Extracted records start

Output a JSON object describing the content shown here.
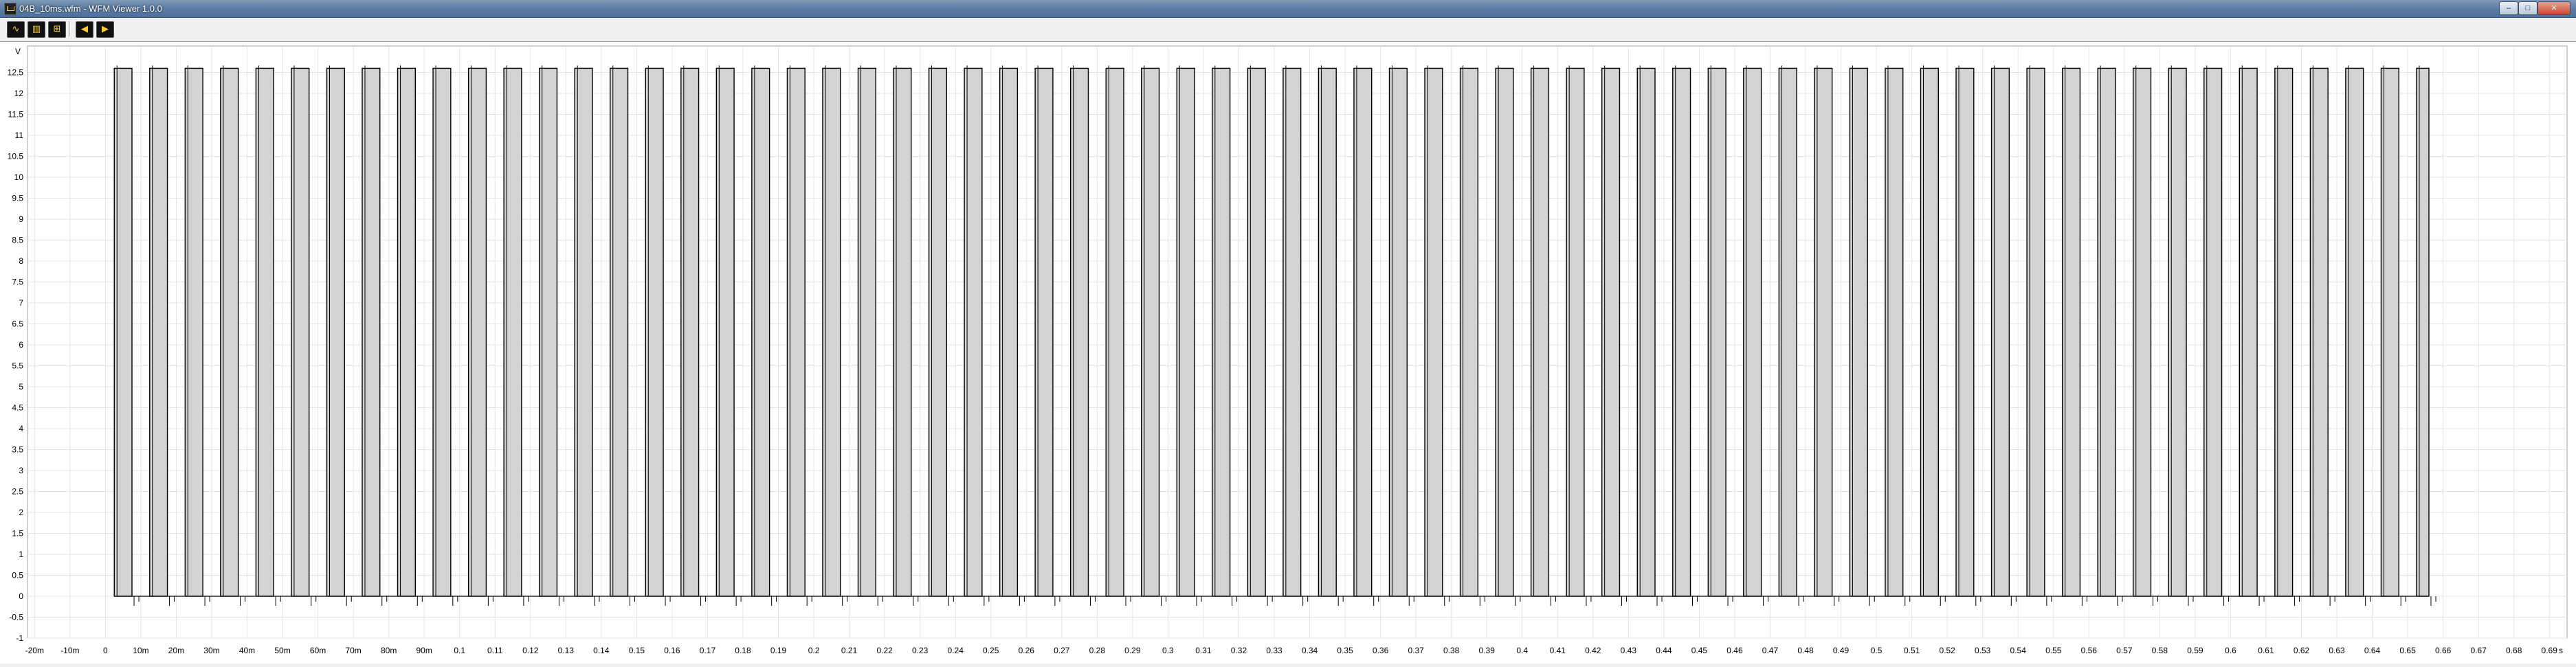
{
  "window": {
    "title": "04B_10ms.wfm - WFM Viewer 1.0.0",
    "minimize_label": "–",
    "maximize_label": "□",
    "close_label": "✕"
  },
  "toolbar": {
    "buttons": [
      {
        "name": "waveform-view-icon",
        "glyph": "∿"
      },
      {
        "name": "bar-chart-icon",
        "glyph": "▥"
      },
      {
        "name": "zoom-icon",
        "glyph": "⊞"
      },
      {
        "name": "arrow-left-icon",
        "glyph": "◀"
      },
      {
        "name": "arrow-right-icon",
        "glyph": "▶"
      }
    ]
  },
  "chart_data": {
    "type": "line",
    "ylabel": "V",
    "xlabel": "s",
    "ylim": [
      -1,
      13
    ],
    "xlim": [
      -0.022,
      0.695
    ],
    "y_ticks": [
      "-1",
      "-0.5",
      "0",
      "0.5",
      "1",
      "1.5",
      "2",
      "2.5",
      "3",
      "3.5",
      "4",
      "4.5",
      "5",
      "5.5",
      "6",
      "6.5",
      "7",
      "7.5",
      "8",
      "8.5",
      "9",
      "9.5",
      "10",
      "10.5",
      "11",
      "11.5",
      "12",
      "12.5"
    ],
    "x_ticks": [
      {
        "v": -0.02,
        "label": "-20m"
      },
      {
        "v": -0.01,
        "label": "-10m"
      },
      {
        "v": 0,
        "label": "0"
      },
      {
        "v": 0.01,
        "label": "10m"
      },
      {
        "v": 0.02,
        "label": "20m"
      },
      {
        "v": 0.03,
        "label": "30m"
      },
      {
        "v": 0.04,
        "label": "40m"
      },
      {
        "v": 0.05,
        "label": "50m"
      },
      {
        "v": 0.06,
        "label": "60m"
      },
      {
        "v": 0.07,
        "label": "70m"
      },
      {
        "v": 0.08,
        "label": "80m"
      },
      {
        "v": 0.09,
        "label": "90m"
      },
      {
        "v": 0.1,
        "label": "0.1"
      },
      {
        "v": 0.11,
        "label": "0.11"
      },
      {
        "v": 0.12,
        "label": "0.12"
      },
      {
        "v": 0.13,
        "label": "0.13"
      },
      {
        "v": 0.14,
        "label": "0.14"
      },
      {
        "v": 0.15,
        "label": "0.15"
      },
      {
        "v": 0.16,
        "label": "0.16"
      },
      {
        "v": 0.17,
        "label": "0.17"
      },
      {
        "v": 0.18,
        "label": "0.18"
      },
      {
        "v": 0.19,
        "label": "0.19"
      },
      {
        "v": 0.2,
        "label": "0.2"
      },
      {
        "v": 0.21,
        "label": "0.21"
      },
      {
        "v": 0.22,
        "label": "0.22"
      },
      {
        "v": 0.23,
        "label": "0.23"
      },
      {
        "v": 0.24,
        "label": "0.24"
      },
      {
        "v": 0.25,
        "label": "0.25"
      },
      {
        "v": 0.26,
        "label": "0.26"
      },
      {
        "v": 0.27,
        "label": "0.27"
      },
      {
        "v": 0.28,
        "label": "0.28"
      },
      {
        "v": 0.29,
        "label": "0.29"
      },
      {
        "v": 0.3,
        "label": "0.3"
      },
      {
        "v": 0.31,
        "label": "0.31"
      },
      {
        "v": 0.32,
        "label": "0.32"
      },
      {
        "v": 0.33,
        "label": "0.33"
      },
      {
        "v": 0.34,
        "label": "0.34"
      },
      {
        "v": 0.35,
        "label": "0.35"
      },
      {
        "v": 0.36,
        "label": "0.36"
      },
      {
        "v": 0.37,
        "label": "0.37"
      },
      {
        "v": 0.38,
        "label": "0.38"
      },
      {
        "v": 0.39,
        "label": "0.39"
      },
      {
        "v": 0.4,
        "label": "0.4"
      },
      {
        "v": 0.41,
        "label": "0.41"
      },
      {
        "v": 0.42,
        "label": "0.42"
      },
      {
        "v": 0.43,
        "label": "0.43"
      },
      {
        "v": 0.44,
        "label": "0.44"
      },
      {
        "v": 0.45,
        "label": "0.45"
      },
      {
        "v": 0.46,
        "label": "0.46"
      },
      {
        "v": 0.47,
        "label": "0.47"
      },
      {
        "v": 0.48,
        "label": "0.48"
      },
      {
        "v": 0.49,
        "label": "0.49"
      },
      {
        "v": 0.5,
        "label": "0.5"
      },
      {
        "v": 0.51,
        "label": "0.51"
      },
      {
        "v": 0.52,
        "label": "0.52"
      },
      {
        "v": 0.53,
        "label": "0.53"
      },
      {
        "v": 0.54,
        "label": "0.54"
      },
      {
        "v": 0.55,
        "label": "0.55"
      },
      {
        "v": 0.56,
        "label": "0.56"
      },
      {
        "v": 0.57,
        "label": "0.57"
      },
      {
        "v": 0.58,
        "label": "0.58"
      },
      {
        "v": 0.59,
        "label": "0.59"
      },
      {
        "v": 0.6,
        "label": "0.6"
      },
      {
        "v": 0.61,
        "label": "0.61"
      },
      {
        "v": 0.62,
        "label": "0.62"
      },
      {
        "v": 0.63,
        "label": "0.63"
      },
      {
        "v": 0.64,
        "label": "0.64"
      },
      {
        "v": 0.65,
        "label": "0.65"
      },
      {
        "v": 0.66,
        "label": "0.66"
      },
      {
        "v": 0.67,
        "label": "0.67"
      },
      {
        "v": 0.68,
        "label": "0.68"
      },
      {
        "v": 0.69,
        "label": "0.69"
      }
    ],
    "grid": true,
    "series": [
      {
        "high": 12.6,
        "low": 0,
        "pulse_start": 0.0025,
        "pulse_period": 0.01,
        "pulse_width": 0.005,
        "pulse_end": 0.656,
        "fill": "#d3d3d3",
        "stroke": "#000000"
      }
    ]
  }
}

Extracted records end

Return every line above that contains the word "name".

### Response to this task
        "name": "waveform-view-icon",
        "name": "bar-chart-icon",
        "name": "zoom-icon",
        "name": "arrow-left-icon",
        "name": "arrow-right-icon",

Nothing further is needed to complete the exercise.